■ **What is required**:
Begin with the line containing "Read all visible" and end with the last line of the data below; return those lines exactly, and only those.

■ **Data records**:
============
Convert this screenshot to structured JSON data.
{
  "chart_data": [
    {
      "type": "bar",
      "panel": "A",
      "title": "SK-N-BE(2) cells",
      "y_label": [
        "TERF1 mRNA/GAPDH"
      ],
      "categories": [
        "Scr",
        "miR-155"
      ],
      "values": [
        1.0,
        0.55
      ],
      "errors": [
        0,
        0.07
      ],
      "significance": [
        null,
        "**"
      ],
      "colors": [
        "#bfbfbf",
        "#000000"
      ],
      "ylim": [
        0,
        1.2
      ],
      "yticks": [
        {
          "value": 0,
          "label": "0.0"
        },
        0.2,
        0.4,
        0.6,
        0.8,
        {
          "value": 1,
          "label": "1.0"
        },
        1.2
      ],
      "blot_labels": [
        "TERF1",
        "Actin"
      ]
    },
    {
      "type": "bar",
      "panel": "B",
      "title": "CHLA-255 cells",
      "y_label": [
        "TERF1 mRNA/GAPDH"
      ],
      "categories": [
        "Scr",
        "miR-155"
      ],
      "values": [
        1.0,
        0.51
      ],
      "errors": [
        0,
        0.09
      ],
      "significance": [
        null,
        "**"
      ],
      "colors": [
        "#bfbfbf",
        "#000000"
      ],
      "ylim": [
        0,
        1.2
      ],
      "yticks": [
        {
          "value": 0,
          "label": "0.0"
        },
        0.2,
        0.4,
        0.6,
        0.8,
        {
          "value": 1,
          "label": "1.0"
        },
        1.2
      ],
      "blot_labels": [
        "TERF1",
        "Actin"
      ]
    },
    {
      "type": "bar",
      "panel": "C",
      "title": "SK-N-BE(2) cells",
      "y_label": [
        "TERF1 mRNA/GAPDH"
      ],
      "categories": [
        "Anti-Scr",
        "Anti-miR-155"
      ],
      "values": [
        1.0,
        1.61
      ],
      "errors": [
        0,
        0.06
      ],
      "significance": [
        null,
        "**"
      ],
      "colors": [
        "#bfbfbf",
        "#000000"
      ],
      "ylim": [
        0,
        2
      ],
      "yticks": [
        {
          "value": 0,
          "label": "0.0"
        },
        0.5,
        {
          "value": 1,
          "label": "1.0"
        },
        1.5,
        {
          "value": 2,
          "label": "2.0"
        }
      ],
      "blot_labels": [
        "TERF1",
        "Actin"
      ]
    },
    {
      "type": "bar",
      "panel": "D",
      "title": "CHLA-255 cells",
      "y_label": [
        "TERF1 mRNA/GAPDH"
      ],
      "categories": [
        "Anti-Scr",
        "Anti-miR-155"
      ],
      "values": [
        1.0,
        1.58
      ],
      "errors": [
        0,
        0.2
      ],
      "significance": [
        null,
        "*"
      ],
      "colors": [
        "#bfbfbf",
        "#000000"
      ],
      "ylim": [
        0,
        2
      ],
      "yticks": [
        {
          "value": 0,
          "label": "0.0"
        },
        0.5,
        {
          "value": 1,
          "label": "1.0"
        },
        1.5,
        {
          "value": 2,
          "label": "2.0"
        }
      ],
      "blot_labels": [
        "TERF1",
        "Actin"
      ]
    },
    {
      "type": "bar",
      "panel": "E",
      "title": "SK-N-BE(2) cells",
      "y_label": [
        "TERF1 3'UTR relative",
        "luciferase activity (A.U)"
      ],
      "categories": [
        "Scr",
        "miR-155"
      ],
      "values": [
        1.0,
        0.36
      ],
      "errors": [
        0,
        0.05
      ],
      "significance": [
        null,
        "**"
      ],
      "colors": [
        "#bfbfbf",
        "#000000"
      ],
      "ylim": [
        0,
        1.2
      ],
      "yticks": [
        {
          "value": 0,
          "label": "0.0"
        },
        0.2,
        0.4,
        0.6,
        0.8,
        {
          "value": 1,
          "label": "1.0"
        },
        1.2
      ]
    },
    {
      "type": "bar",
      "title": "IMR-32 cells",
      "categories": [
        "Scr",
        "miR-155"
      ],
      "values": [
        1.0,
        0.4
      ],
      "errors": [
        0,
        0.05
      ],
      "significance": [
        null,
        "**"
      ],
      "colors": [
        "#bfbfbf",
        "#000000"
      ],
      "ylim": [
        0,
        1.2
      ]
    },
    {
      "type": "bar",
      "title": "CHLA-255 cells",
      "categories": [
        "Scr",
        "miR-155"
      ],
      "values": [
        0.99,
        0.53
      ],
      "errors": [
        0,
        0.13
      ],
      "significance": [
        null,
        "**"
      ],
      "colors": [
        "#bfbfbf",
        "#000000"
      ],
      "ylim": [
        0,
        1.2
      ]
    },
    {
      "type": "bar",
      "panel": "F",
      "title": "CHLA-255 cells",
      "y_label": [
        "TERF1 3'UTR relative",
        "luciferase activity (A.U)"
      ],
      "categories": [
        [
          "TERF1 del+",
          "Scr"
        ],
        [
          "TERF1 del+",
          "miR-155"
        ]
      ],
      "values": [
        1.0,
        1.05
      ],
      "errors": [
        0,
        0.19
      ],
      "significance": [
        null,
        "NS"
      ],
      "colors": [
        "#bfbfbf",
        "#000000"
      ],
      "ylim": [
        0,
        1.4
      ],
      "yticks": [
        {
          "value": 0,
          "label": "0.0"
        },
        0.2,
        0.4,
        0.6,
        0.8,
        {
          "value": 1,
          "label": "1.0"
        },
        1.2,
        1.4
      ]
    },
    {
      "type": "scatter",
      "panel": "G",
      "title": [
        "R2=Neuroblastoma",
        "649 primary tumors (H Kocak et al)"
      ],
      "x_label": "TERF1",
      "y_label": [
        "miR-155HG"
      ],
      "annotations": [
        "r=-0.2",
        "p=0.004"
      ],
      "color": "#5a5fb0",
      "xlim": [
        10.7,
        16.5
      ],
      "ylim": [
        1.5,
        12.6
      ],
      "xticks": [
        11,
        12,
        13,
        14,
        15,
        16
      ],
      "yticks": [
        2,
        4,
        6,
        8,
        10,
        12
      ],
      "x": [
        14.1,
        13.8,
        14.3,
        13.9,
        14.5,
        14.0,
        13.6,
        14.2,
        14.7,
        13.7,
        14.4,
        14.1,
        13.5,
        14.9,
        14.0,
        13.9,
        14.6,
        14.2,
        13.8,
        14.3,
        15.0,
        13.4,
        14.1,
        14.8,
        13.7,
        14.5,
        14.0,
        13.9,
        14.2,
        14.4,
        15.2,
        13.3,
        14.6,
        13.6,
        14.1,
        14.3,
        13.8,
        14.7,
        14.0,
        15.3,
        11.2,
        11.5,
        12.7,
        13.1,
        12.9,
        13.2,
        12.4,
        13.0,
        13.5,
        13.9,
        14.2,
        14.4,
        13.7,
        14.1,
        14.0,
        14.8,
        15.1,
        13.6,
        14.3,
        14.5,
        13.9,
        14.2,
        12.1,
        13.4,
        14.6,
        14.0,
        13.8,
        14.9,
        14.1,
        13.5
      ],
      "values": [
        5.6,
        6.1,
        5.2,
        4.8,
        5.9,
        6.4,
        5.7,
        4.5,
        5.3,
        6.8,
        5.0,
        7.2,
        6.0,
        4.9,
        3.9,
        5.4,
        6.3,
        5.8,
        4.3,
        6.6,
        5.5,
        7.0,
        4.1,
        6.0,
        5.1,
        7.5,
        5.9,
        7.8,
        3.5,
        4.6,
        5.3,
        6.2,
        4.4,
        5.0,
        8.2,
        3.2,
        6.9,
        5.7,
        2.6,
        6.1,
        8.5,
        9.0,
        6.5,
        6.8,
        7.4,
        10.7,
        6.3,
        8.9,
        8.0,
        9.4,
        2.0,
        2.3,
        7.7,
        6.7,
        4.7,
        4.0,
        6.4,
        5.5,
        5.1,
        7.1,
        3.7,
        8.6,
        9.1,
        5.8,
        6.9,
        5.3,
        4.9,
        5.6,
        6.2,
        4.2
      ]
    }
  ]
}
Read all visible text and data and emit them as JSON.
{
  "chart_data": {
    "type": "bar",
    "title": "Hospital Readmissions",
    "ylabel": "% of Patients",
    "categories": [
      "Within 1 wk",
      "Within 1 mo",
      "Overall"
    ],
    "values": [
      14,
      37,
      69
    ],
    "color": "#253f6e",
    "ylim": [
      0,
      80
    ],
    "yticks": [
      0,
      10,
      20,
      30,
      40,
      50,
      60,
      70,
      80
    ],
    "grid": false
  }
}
============
■ **Answer box**:
Read all visible text and data and emit them as JSON.
{
  "chart_data": {
    "type": "bar",
    "title": "Hospital Readmissions",
    "ylabel": "% of Patients",
    "categories": [
      "Within 1 wk",
      "Within 1 mo",
      "Overall"
    ],
    "values": [
      14,
      37,
      69
    ],
    "color": "#253f6e",
    "ylim": [
      0,
      80
    ],
    "yticks": [
      0,
      10,
      20,
      30,
      40,
      50,
      60,
      70,
      80
    ],
    "grid": false
  }
}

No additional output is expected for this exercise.